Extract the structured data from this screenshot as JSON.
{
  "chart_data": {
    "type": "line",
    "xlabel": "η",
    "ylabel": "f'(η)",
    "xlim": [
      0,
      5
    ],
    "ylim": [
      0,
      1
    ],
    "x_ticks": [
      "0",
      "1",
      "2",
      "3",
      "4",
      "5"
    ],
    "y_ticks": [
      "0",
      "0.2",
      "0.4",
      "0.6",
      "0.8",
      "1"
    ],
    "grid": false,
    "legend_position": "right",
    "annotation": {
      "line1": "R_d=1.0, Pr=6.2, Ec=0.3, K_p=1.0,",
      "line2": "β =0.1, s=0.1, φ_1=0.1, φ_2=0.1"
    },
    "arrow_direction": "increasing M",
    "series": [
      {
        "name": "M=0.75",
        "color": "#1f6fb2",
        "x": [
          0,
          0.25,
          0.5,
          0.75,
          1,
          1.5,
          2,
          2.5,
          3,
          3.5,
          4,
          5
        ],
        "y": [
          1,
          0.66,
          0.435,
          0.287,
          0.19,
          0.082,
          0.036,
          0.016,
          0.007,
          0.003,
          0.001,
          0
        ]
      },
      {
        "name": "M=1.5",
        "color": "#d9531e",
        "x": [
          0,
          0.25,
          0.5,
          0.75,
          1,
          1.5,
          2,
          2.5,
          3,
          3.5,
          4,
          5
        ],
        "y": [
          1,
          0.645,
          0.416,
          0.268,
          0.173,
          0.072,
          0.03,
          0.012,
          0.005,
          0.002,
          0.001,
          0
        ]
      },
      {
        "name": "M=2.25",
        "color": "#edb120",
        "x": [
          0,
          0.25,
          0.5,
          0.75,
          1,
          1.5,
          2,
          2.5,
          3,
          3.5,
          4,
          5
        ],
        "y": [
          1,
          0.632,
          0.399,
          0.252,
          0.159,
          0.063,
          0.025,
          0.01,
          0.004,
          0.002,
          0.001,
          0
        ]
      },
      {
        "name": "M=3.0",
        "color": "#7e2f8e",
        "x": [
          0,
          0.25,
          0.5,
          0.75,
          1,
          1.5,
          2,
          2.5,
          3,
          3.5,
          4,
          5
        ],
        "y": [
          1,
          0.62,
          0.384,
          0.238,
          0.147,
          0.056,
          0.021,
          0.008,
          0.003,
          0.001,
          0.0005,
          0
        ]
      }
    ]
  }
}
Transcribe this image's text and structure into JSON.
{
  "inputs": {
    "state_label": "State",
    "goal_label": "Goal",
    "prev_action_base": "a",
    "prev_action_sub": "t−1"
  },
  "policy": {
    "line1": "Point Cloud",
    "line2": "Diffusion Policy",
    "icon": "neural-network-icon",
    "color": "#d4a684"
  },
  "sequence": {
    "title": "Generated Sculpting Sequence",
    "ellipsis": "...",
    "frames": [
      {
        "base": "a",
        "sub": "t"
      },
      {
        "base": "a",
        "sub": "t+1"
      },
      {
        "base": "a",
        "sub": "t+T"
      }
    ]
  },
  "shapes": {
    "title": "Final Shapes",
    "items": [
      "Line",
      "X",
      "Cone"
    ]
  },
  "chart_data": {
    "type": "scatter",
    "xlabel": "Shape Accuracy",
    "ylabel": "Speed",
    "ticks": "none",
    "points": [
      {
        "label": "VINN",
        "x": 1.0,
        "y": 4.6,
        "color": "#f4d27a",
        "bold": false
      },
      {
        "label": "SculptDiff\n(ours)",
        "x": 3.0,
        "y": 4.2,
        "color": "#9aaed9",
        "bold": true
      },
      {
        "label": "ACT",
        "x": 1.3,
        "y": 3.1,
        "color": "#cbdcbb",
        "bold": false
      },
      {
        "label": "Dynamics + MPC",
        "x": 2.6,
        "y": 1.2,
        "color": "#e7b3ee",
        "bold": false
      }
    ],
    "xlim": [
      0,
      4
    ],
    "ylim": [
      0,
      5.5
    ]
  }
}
────────────────────
> [Objective]: Print out all the entries precisely as written.

> [Finished answer]:
Extract the structured data from this screenshot as JSON.
{
  "chart_data": {
    "type": "line",
    "xlabel": "η",
    "ylabel": "f'(η)",
    "xlim": [
      0,
      5
    ],
    "ylim": [
      0,
      1
    ],
    "x_ticks": [
      "0",
      "1",
      "2",
      "3",
      "4",
      "5"
    ],
    "y_ticks": [
      "0",
      "0.2",
      "0.4",
      "0.6",
      "0.8",
      "1"
    ],
    "grid": false,
    "legend_position": "right",
    "annotation": {
      "line1": "R_d=1.0, Pr=6.2, Ec=0.3, K_p=1.0,",
      "line2": "β =0.1, s=0.1, φ_1=0.1, φ_2=0.1"
    },
    "arrow_direction": "increasing M",
    "series": [
      {
        "name": "M=0.75",
        "color": "#1f6fb2",
        "x": [
          0,
          0.25,
          0.5,
          0.75,
          1,
          1.5,
          2,
          2.5,
          3,
          3.5,
          4,
          5
        ],
        "y": [
          1,
          0.66,
          0.435,
          0.287,
          0.19,
          0.082,
          0.036,
          0.016,
          0.007,
          0.003,
          0.001,
          0
        ]
      },
      {
        "name": "M=1.5",
        "color": "#d9531e",
        "x": [
          0,
          0.25,
          0.5,
          0.75,
          1,
          1.5,
          2,
          2.5,
          3,
          3.5,
          4,
          5
        ],
        "y": [
          1,
          0.645,
          0.416,
          0.268,
          0.173,
          0.072,
          0.03,
          0.012,
          0.005,
          0.002,
          0.001,
          0
        ]
      },
      {
        "name": "M=2.25",
        "color": "#edb120",
        "x": [
          0,
          0.25,
          0.5,
          0.75,
          1,
          1.5,
          2,
          2.5,
          3,
          3.5,
          4,
          5
        ],
        "y": [
          1,
          0.632,
          0.399,
          0.252,
          0.159,
          0.063,
          0.025,
          0.01,
          0.004,
          0.002,
          0.001,
          0
        ]
      },
      {
        "name": "M=3.0",
        "color": "#7e2f8e",
        "x": [
          0,
          0.25,
          0.5,
          0.75,
          1,
          1.5,
          2,
          2.5,
          3,
          3.5,
          4,
          5
        ],
        "y": [
          1,
          0.62,
          0.384,
          0.238,
          0.147,
          0.056,
          0.021,
          0.008,
          0.003,
          0.001,
          0.0005,
          0
        ]
      }
    ]
  }
}
Transcribe this image's text and structure into JSON.
{
  "inputs": {
    "state_label": "State",
    "goal_label": "Goal",
    "prev_action_base": "a",
    "prev_action_sub": "t−1"
  },
  "policy": {
    "line1": "Point Cloud",
    "line2": "Diffusion Policy",
    "icon": "neural-network-icon",
    "color": "#d4a684"
  },
  "sequence": {
    "title": "Generated Sculpting Sequence",
    "ellipsis": "...",
    "frames": [
      {
        "base": "a",
        "sub": "t"
      },
      {
        "base": "a",
        "sub": "t+1"
      },
      {
        "base": "a",
        "sub": "t+T"
      }
    ]
  },
  "shapes": {
    "title": "Final Shapes",
    "items": [
      "Line",
      "X",
      "Cone"
    ]
  },
  "chart_data": {
    "type": "scatter",
    "xlabel": "Shape Accuracy",
    "ylabel": "Speed",
    "ticks": "none",
    "points": [
      {
        "label": "VINN",
        "x": 1.0,
        "y": 4.6,
        "color": "#f4d27a",
        "bold": false
      },
      {
        "label": "SculptDiff\n(ours)",
        "x": 3.0,
        "y": 4.2,
        "color": "#9aaed9",
        "bold": true
      },
      {
        "label": "ACT",
        "x": 1.3,
        "y": 3.1,
        "color": "#cbdcbb",
        "bold": false
      },
      {
        "label": "Dynamics + MPC",
        "x": 2.6,
        "y": 1.2,
        "color": "#e7b3ee",
        "bold": false
      }
    ],
    "xlim": [
      0,
      4
    ],
    "ylim": [
      0,
      5.5
    ]
  }
}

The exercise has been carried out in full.